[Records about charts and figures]
— Start —

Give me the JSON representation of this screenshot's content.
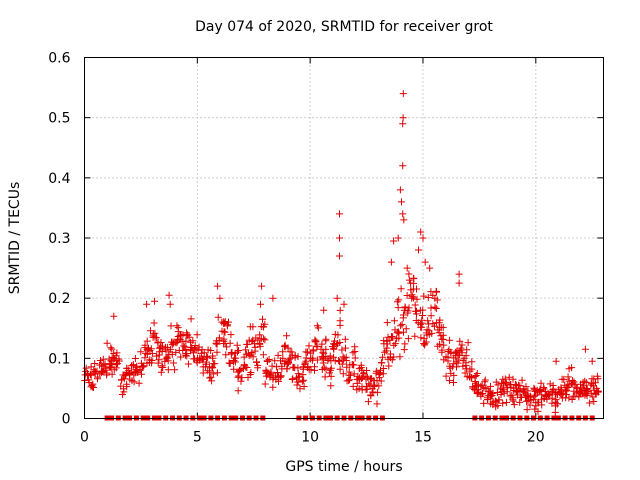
{
  "chart_data": {
    "type": "scatter",
    "title": "Day 074 of 2020, SRMTID for receiver grot",
    "xlabel": "GPS time / hours",
    "ylabel": "SRMTID / TECUs",
    "xlim": [
      0,
      23
    ],
    "ylim": [
      0,
      0.6
    ],
    "xticks": [
      0,
      5,
      10,
      15,
      20
    ],
    "yticks": [
      0,
      0.1,
      0.2,
      0.3,
      0.4,
      0.5,
      0.6
    ],
    "ytick_labels": [
      "0",
      "0.1",
      "0.2",
      "0.3",
      "0.4",
      "0.5",
      "0.6"
    ],
    "grid": true,
    "marker": "+",
    "color": "#e00000",
    "series": [
      {
        "name": "SRMTID",
        "x": [
          0.0,
          0.2,
          0.4,
          0.6,
          0.8,
          1.0,
          1.2,
          1.4,
          1.6,
          1.8,
          2.0,
          2.2,
          2.4,
          2.6,
          2.8,
          3.0,
          3.2,
          3.4,
          3.6,
          3.8,
          4.0,
          4.2,
          4.4,
          4.6,
          4.8,
          5.0,
          5.2,
          5.4,
          5.6,
          5.8,
          6.0,
          6.2,
          6.4,
          6.6,
          6.8,
          7.0,
          7.2,
          7.4,
          7.6,
          7.8,
          8.0,
          8.2,
          8.4,
          8.6,
          8.8,
          9.0,
          9.2,
          9.4,
          9.6,
          9.8,
          10.0,
          10.2,
          10.4,
          10.6,
          10.8,
          11.0,
          11.2,
          11.4,
          11.6,
          11.8,
          12.0,
          12.2,
          12.4,
          12.6,
          12.8,
          13.0,
          13.2,
          13.4,
          13.6,
          13.8,
          14.0,
          14.2,
          14.4,
          14.6,
          14.8,
          15.0,
          15.2,
          15.4,
          15.6,
          15.8,
          16.0,
          16.2,
          16.4,
          16.6,
          16.8,
          17.0,
          17.2,
          17.4,
          17.6,
          17.8,
          18.0,
          18.2,
          18.4,
          18.6,
          18.8,
          19.0,
          19.2,
          19.4,
          19.6,
          19.8,
          20.0,
          20.2,
          20.4,
          20.6,
          20.8,
          21.0,
          21.2,
          21.4,
          21.6,
          21.8,
          22.0,
          22.2,
          22.4,
          22.6
        ],
        "y_center": [
          0.07,
          0.065,
          0.08,
          0.085,
          0.09,
          0.095,
          0.1,
          0.095,
          0.06,
          0.07,
          0.075,
          0.08,
          0.085,
          0.1,
          0.12,
          0.13,
          0.11,
          0.1,
          0.1,
          0.12,
          0.13,
          0.12,
          0.125,
          0.13,
          0.11,
          0.1,
          0.095,
          0.09,
          0.085,
          0.12,
          0.15,
          0.13,
          0.1,
          0.09,
          0.08,
          0.095,
          0.12,
          0.13,
          0.11,
          0.14,
          0.08,
          0.075,
          0.08,
          0.09,
          0.1,
          0.1,
          0.085,
          0.075,
          0.08,
          0.09,
          0.1,
          0.12,
          0.11,
          0.1,
          0.09,
          0.12,
          0.13,
          0.1,
          0.08,
          0.085,
          0.07,
          0.065,
          0.05,
          0.05,
          0.06,
          0.08,
          0.1,
          0.12,
          0.15,
          0.16,
          0.17,
          0.2,
          0.22,
          0.17,
          0.15,
          0.14,
          0.16,
          0.17,
          0.14,
          0.12,
          0.1,
          0.09,
          0.1,
          0.11,
          0.09,
          0.07,
          0.06,
          0.05,
          0.045,
          0.04,
          0.035,
          0.04,
          0.05,
          0.05,
          0.045,
          0.04,
          0.045,
          0.04,
          0.035,
          0.03,
          0.035,
          0.04,
          0.035,
          0.035,
          0.04,
          0.05,
          0.055,
          0.06,
          0.05,
          0.045,
          0.05,
          0.05,
          0.05,
          0.05
        ],
        "y_spread": [
          0.02,
          0.02,
          0.02,
          0.02,
          0.02,
          0.02,
          0.025,
          0.02,
          0.02,
          0.02,
          0.02,
          0.02,
          0.025,
          0.03,
          0.03,
          0.03,
          0.03,
          0.03,
          0.03,
          0.03,
          0.035,
          0.03,
          0.03,
          0.035,
          0.03,
          0.03,
          0.03,
          0.03,
          0.03,
          0.04,
          0.04,
          0.035,
          0.03,
          0.03,
          0.03,
          0.03,
          0.04,
          0.04,
          0.035,
          0.04,
          0.03,
          0.03,
          0.03,
          0.03,
          0.03,
          0.03,
          0.03,
          0.03,
          0.03,
          0.03,
          0.03,
          0.035,
          0.035,
          0.03,
          0.03,
          0.035,
          0.04,
          0.035,
          0.03,
          0.03,
          0.025,
          0.025,
          0.025,
          0.025,
          0.025,
          0.03,
          0.035,
          0.04,
          0.045,
          0.05,
          0.06,
          0.07,
          0.06,
          0.05,
          0.05,
          0.05,
          0.05,
          0.05,
          0.045,
          0.04,
          0.035,
          0.03,
          0.03,
          0.035,
          0.03,
          0.025,
          0.02,
          0.02,
          0.02,
          0.02,
          0.02,
          0.02,
          0.02,
          0.02,
          0.02,
          0.02,
          0.02,
          0.02,
          0.02,
          0.02,
          0.02,
          0.02,
          0.02,
          0.02,
          0.02,
          0.02,
          0.02,
          0.025,
          0.02,
          0.02,
          0.02,
          0.02,
          0.02,
          0.02
        ],
        "outliers": [
          {
            "x": 1.0,
            "y": 0.125
          },
          {
            "x": 1.3,
            "y": 0.17
          },
          {
            "x": 2.75,
            "y": 0.19
          },
          {
            "x": 3.1,
            "y": 0.195
          },
          {
            "x": 3.75,
            "y": 0.205
          },
          {
            "x": 3.8,
            "y": 0.19
          },
          {
            "x": 5.9,
            "y": 0.22
          },
          {
            "x": 6.0,
            "y": 0.2
          },
          {
            "x": 7.85,
            "y": 0.22
          },
          {
            "x": 7.8,
            "y": 0.19
          },
          {
            "x": 8.35,
            "y": 0.2
          },
          {
            "x": 10.6,
            "y": 0.18
          },
          {
            "x": 11.3,
            "y": 0.34
          },
          {
            "x": 11.3,
            "y": 0.3
          },
          {
            "x": 11.3,
            "y": 0.27
          },
          {
            "x": 11.2,
            "y": 0.2
          },
          {
            "x": 11.5,
            "y": 0.19
          },
          {
            "x": 13.7,
            "y": 0.295
          },
          {
            "x": 13.9,
            "y": 0.3
          },
          {
            "x": 14.0,
            "y": 0.38
          },
          {
            "x": 14.05,
            "y": 0.36
          },
          {
            "x": 14.1,
            "y": 0.34
          },
          {
            "x": 14.15,
            "y": 0.33
          },
          {
            "x": 14.1,
            "y": 0.42
          },
          {
            "x": 14.1,
            "y": 0.49
          },
          {
            "x": 14.12,
            "y": 0.5
          },
          {
            "x": 14.13,
            "y": 0.54
          },
          {
            "x": 14.3,
            "y": 0.25
          },
          {
            "x": 14.4,
            "y": 0.23
          },
          {
            "x": 14.9,
            "y": 0.31
          },
          {
            "x": 15.0,
            "y": 0.3
          },
          {
            "x": 14.8,
            "y": 0.28
          },
          {
            "x": 15.3,
            "y": 0.25
          },
          {
            "x": 15.1,
            "y": 0.26
          },
          {
            "x": 16.6,
            "y": 0.24
          },
          {
            "x": 16.6,
            "y": 0.225
          },
          {
            "x": 13.6,
            "y": 0.26
          },
          {
            "x": 14.5,
            "y": 0.2
          },
          {
            "x": 15.6,
            "y": 0.21
          },
          {
            "x": 22.2,
            "y": 0.115
          },
          {
            "x": 20.9,
            "y": 0.095
          },
          {
            "x": 22.5,
            "y": 0.095
          }
        ],
        "zero_points_x": [
          1.0,
          1.2,
          1.5,
          1.8,
          2.0,
          2.3,
          2.6,
          2.8,
          3.1,
          3.3,
          3.6,
          3.9,
          4.2,
          4.5,
          4.8,
          5.1,
          5.3,
          5.6,
          5.9,
          6.2,
          6.5,
          6.7,
          7.0,
          7.3,
          7.6,
          7.9,
          9.5,
          9.8,
          10.1,
          10.4,
          10.7,
          10.9,
          11.2,
          11.5,
          11.8,
          12.1,
          12.3,
          12.6,
          12.9,
          13.2,
          17.3,
          17.6,
          17.9,
          18.2,
          18.5,
          18.7,
          19.0,
          19.3,
          19.6,
          19.9,
          20.2,
          20.5,
          20.8,
          21.0,
          21.3,
          21.6,
          21.9,
          22.2,
          22.5
        ]
      }
    ]
  }
}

— End —

Gather each line in the entries above where the string "SRMTID" is found.

### ANSWER TO THIS PROBLEM
    "title": "Day 074 of 2020, SRMTID for receiver grot",
    "ylabel": "SRMTID / TECUs",
        "name": "SRMTID",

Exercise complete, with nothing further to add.